Structured figure records:
================================

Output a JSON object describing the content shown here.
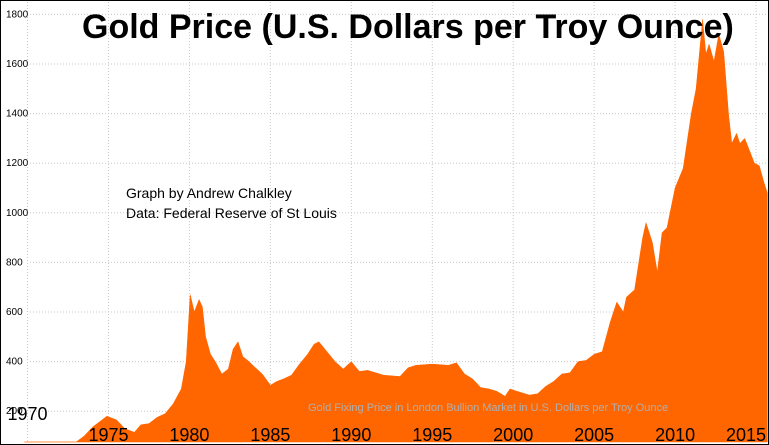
{
  "chart_data": {
    "type": "area",
    "title": "Gold Price (U.S. Dollars per Troy Ounce)",
    "credit_lines": [
      "Graph by Andrew Chalkley",
      "Data: Federal Reserve of St Louis"
    ],
    "note": "Gold Fixing Price in London Bullion Market in U.S. Dollars per Troy Ounce",
    "xlabel": "",
    "ylabel": "",
    "xlim": [
      1968.3,
      2015.8
    ],
    "ylim": [
      100,
      1850
    ],
    "grid": true,
    "x_ticks": [
      1970,
      1975,
      1980,
      1985,
      1990,
      1995,
      2000,
      2005,
      2010,
      2015
    ],
    "y_ticks": [
      200,
      400,
      600,
      800,
      1000,
      1200,
      1400,
      1600,
      1800
    ],
    "colors": {
      "fill": "#ff6600",
      "grid": "#c8c8c8",
      "note": "#b0b0b0"
    },
    "series": [
      {
        "x": [
          1969.8,
          1970.5,
          1971.0,
          1971.5,
          1972.0,
          1972.5,
          1973.0,
          1973.5,
          1974.0,
          1974.5,
          1974.9,
          1975.5,
          1976.0,
          1976.6,
          1977.0,
          1977.5,
          1978.0,
          1978.5,
          1979.0,
          1979.5,
          1979.8,
          1980.05,
          1980.3,
          1980.6,
          1980.8,
          1981.0,
          1981.3,
          1981.6,
          1982.0,
          1982.4,
          1982.7,
          1983.0,
          1983.3,
          1983.6,
          1984.0,
          1984.5,
          1985.0,
          1985.4,
          1985.8,
          1986.3,
          1986.8,
          1987.3,
          1987.7,
          1988.0,
          1988.5,
          1989.0,
          1989.5,
          1990.0,
          1990.5,
          1991.0,
          1992.0,
          1993.0,
          1993.5,
          1994.0,
          1995.0,
          1996.0,
          1996.5,
          1997.0,
          1997.5,
          1998.0,
          1998.5,
          1999.0,
          1999.5,
          1999.8,
          2000.0,
          2000.5,
          2001.0,
          2001.5,
          2002.0,
          2002.5,
          2003.0,
          2003.5,
          2004.0,
          2004.5,
          2005.0,
          2005.5,
          2006.0,
          2006.4,
          2006.8,
          2007.0,
          2007.5,
          2008.0,
          2008.2,
          2008.6,
          2008.9,
          2009.2,
          2009.5,
          2010.0,
          2010.5,
          2011.0,
          2011.3,
          2011.7,
          2011.9,
          2012.1,
          2012.4,
          2012.7,
          2013.0,
          2013.3,
          2013.5,
          2013.8,
          2014.0,
          2014.3,
          2014.6,
          2014.9,
          2015.2,
          2015.5,
          2015.7
        ],
        "y": [
          35,
          35,
          38,
          40,
          46,
          62,
          65,
          100,
          135,
          160,
          180,
          165,
          130,
          115,
          145,
          150,
          175,
          190,
          230,
          290,
          400,
          670,
          600,
          650,
          620,
          500,
          430,
          400,
          350,
          370,
          450,
          480,
          420,
          405,
          380,
          350,
          305,
          320,
          330,
          345,
          390,
          430,
          470,
          480,
          440,
          400,
          370,
          400,
          360,
          365,
          345,
          340,
          375,
          385,
          390,
          385,
          395,
          350,
          330,
          295,
          290,
          280,
          260,
          290,
          285,
          275,
          265,
          270,
          300,
          320,
          350,
          355,
          400,
          405,
          430,
          440,
          560,
          640,
          600,
          660,
          690,
          900,
          960,
          880,
          760,
          920,
          940,
          1100,
          1180,
          1400,
          1500,
          1780,
          1640,
          1680,
          1610,
          1720,
          1650,
          1400,
          1280,
          1320,
          1280,
          1300,
          1250,
          1200,
          1190,
          1120,
          1080
        ]
      }
    ]
  }
}
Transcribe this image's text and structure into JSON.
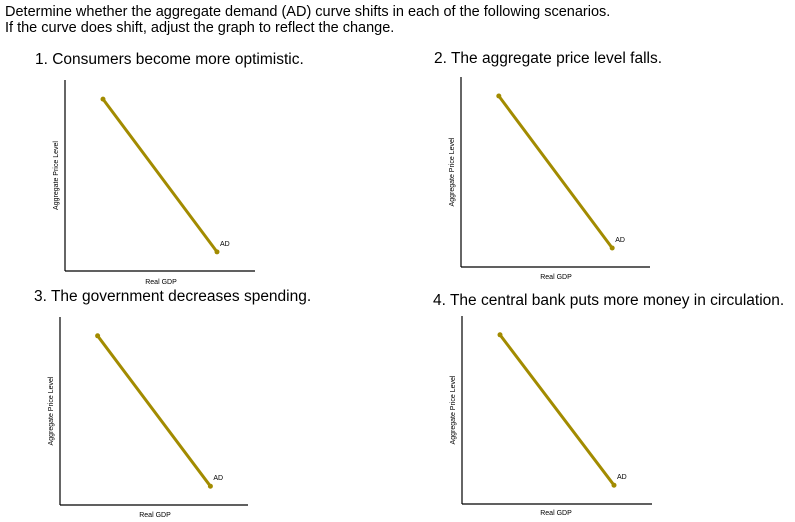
{
  "instructions": {
    "line1": "Determine whether the aggregate demand (AD) curve shifts in each of the following scenarios.",
    "line2": "If the curve does shift, adjust the graph to reflect the change."
  },
  "questions": [
    {
      "title": "1. Consumers become more optimistic."
    },
    {
      "title": "2. The aggregate price level falls."
    },
    {
      "title": "3. The government decreases spending."
    },
    {
      "title": "4. The central bank puts more money in circulation."
    }
  ],
  "line_color": "#A28B00",
  "chart_data": [
    {
      "type": "line",
      "xlabel": "Real GDP",
      "ylabel": "Aggregate Price Level",
      "series": [
        {
          "name": "AD",
          "x": [
            0.2,
            0.8
          ],
          "y": [
            0.9,
            0.1
          ]
        }
      ],
      "xlim": [
        0,
        1
      ],
      "ylim": [
        0,
        1
      ],
      "grid": false
    },
    {
      "type": "line",
      "xlabel": "Real GDP",
      "ylabel": "Aggregate Price Level",
      "series": [
        {
          "name": "AD",
          "x": [
            0.2,
            0.8
          ],
          "y": [
            0.9,
            0.1
          ]
        }
      ],
      "xlim": [
        0,
        1
      ],
      "ylim": [
        0,
        1
      ],
      "grid": false
    },
    {
      "type": "line",
      "xlabel": "Real GDP",
      "ylabel": "Aggregate Price Level",
      "series": [
        {
          "name": "AD",
          "x": [
            0.2,
            0.8
          ],
          "y": [
            0.9,
            0.1
          ]
        }
      ],
      "xlim": [
        0,
        1
      ],
      "ylim": [
        0,
        1
      ],
      "grid": false
    },
    {
      "type": "line",
      "xlabel": "Real GDP",
      "ylabel": "Aggregate Price Level",
      "series": [
        {
          "name": "AD",
          "x": [
            0.2,
            0.8
          ],
          "y": [
            0.9,
            0.1
          ]
        }
      ],
      "xlim": [
        0,
        1
      ],
      "ylim": [
        0,
        1
      ],
      "grid": false
    }
  ]
}
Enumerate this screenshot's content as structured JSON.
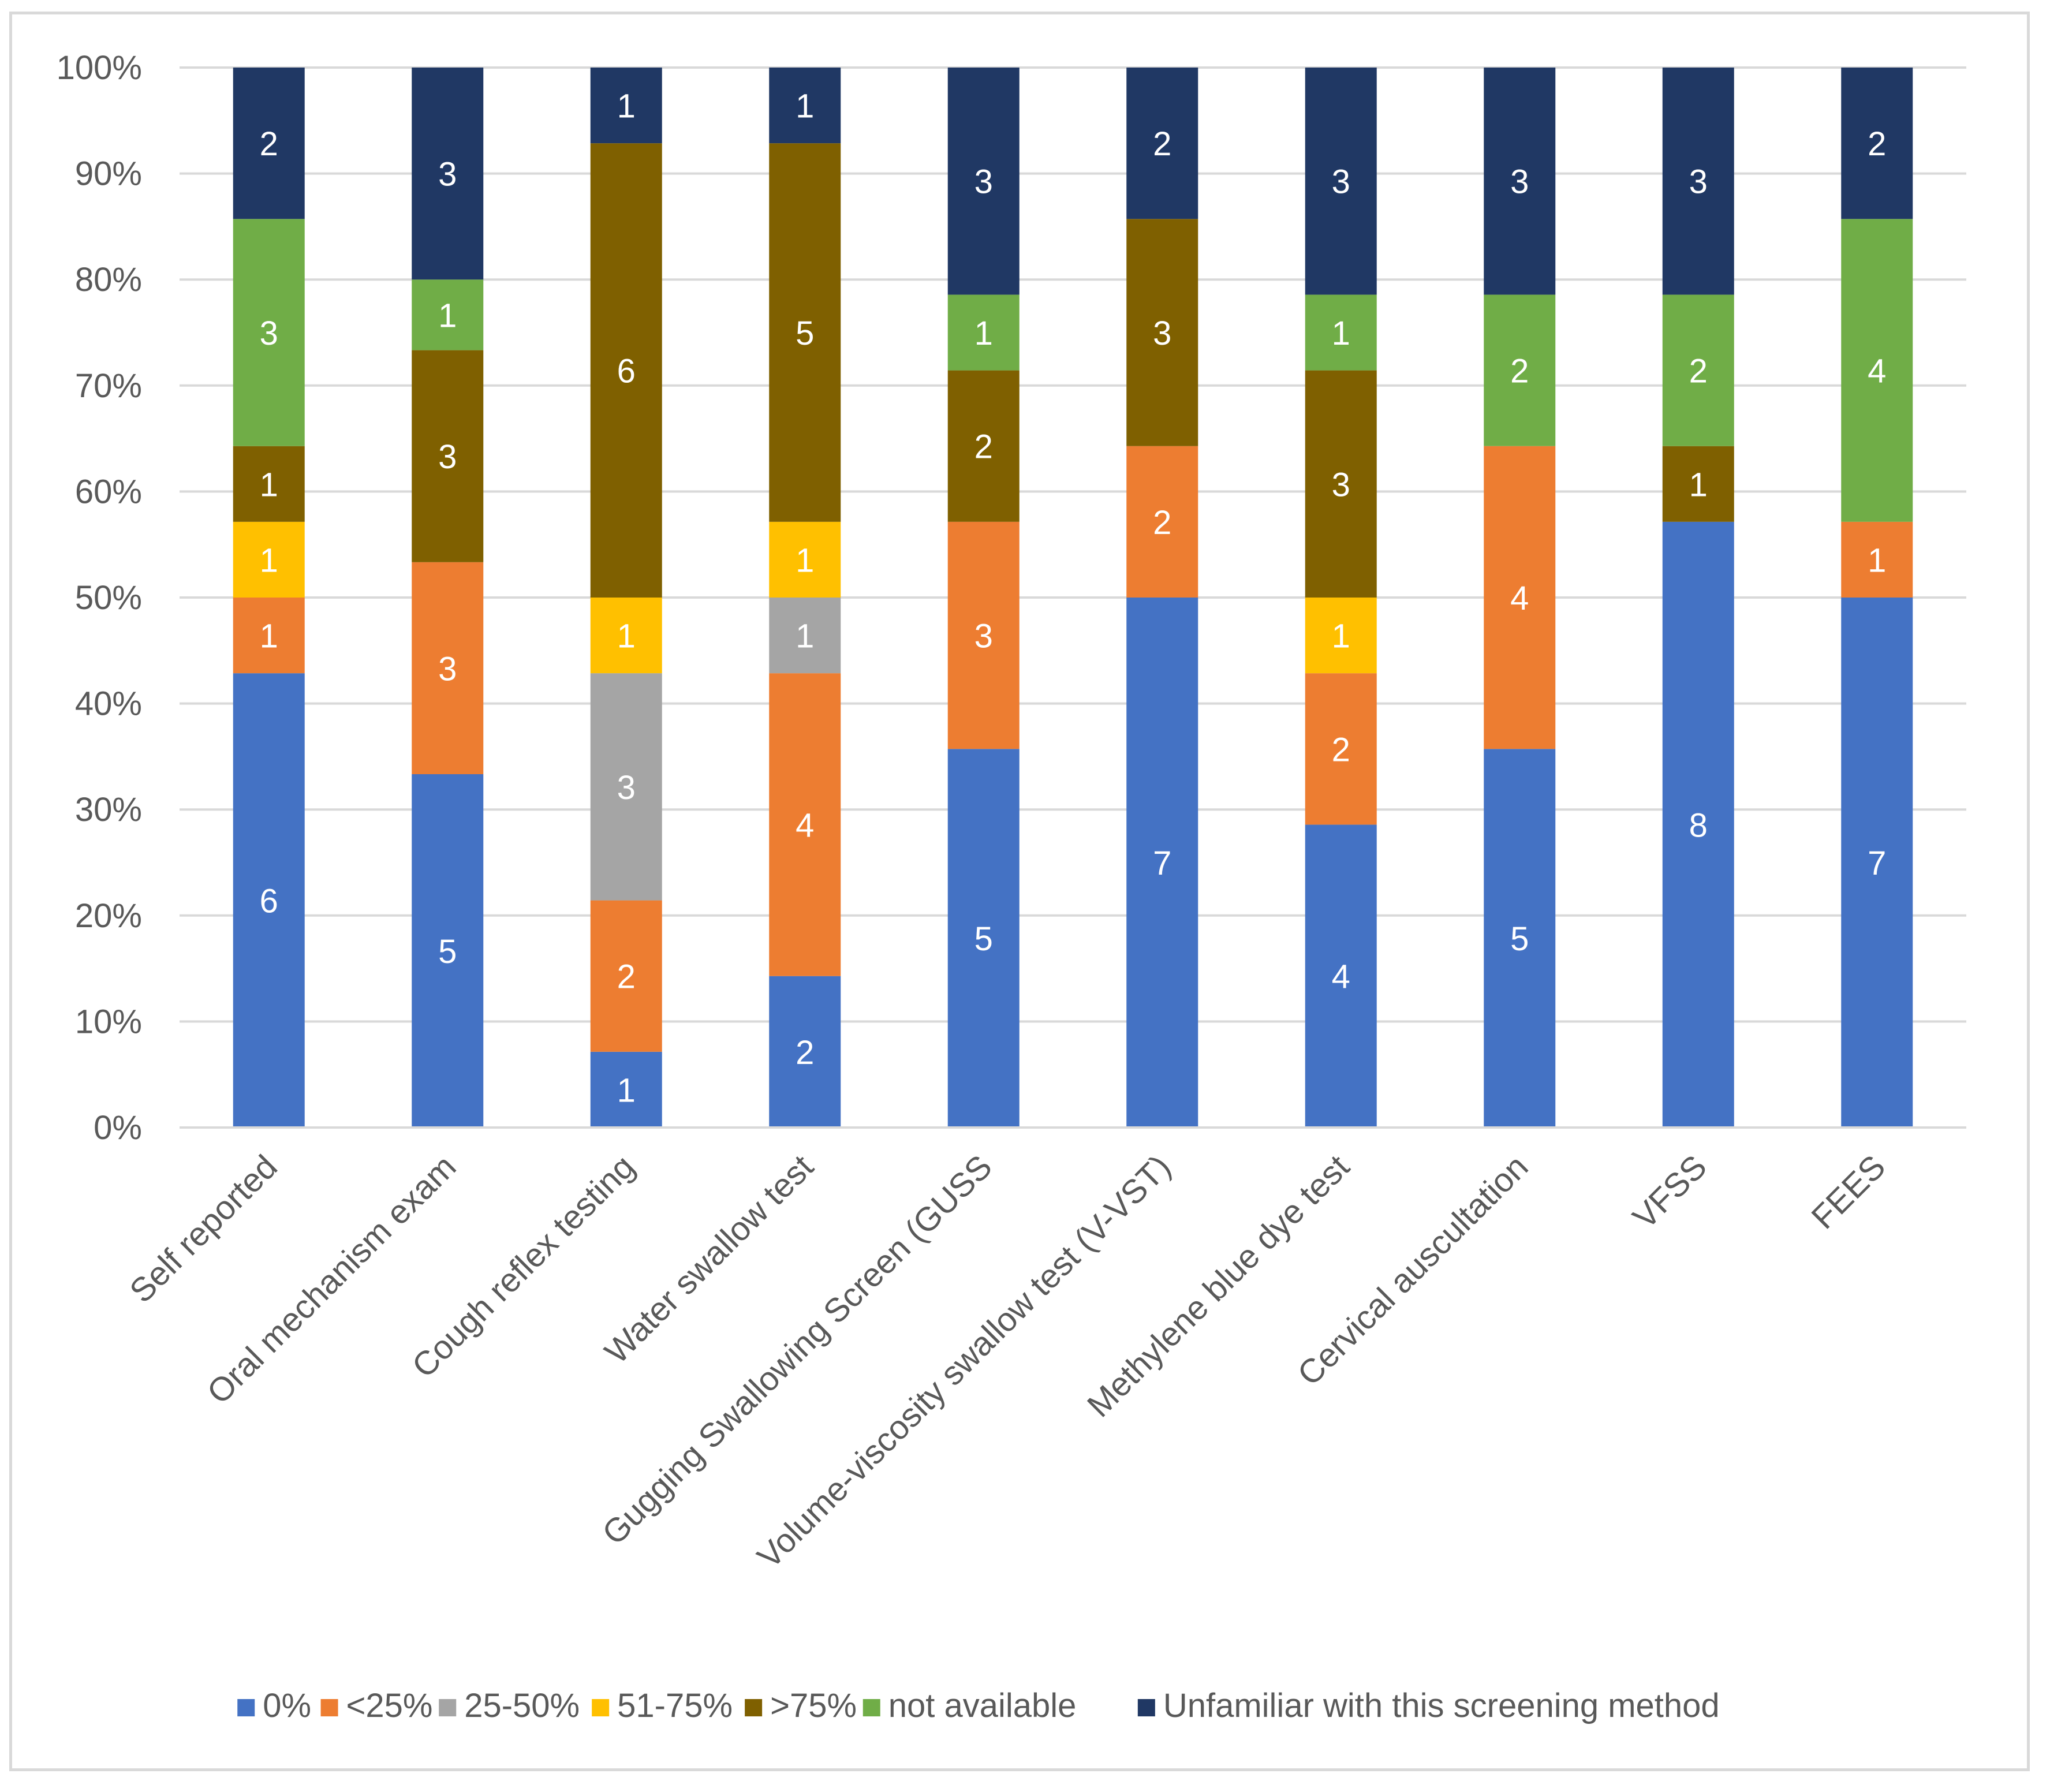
{
  "chart_data": {
    "type": "bar",
    "stacked": true,
    "normalized": true,
    "categories": [
      "Self reported",
      "Oral mechanism exam",
      "Cough reflex testing",
      "Water swallow test",
      "Gugging Swallowing Screen (GUSS",
      "Volume-viscosity swallow test (V-VST)",
      "Methylene blue dye test",
      "Cervical auscultation",
      "VFSS",
      "FEES"
    ],
    "series": [
      {
        "name": "0%",
        "color": "#4472c4",
        "values": [
          6,
          5,
          1,
          2,
          5,
          7,
          4,
          5,
          8,
          7
        ]
      },
      {
        "name": "<25%",
        "color": "#ed7d31",
        "values": [
          1,
          3,
          2,
          4,
          3,
          2,
          2,
          4,
          0,
          1
        ]
      },
      {
        "name": "25-50%",
        "color": "#a5a5a5",
        "values": [
          0,
          0,
          3,
          1,
          0,
          0,
          0,
          0,
          0,
          0
        ]
      },
      {
        "name": "51-75%",
        "color": "#ffc000",
        "values": [
          1,
          0,
          1,
          1,
          0,
          0,
          1,
          0,
          0,
          0
        ]
      },
      {
        "name": ">75%",
        "color": "#7f6000",
        "values": [
          1,
          3,
          6,
          5,
          2,
          3,
          3,
          0,
          1,
          0
        ]
      },
      {
        "name": "not available",
        "color": "#70ad47",
        "values": [
          3,
          1,
          0,
          0,
          1,
          0,
          1,
          2,
          2,
          4
        ]
      },
      {
        "name": "Unfamiliar with this screening method",
        "color": "#203864",
        "values": [
          2,
          3,
          1,
          1,
          3,
          2,
          3,
          3,
          3,
          2
        ]
      }
    ],
    "y_ticks": [
      "0%",
      "10%",
      "20%",
      "30%",
      "40%",
      "50%",
      "60%",
      "70%",
      "80%",
      "90%",
      "100%"
    ],
    "ylim": [
      0,
      100
    ],
    "grid": true,
    "legend_position": "bottom",
    "title": "",
    "xlabel": "",
    "ylabel": ""
  }
}
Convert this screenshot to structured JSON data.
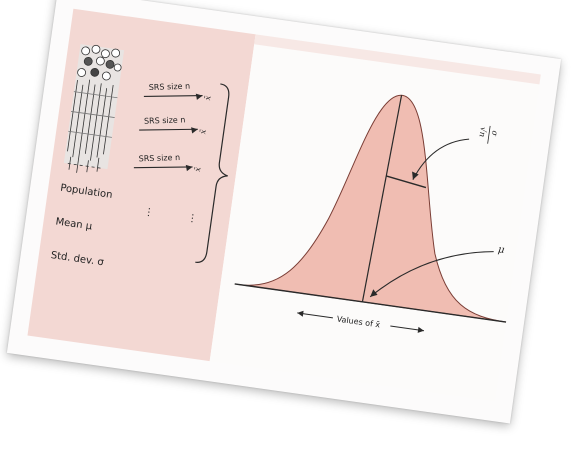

================================

## Task goal
For each line in the data above that contains the string "Gold", extract the line.

## Finished exercise
    "title": "Gold Price (U.S. Dollars per Troy Ounce)",
    "note": "Gold Fixing Price in London Bullion Market in U.S. Dollars per Troy Ounce",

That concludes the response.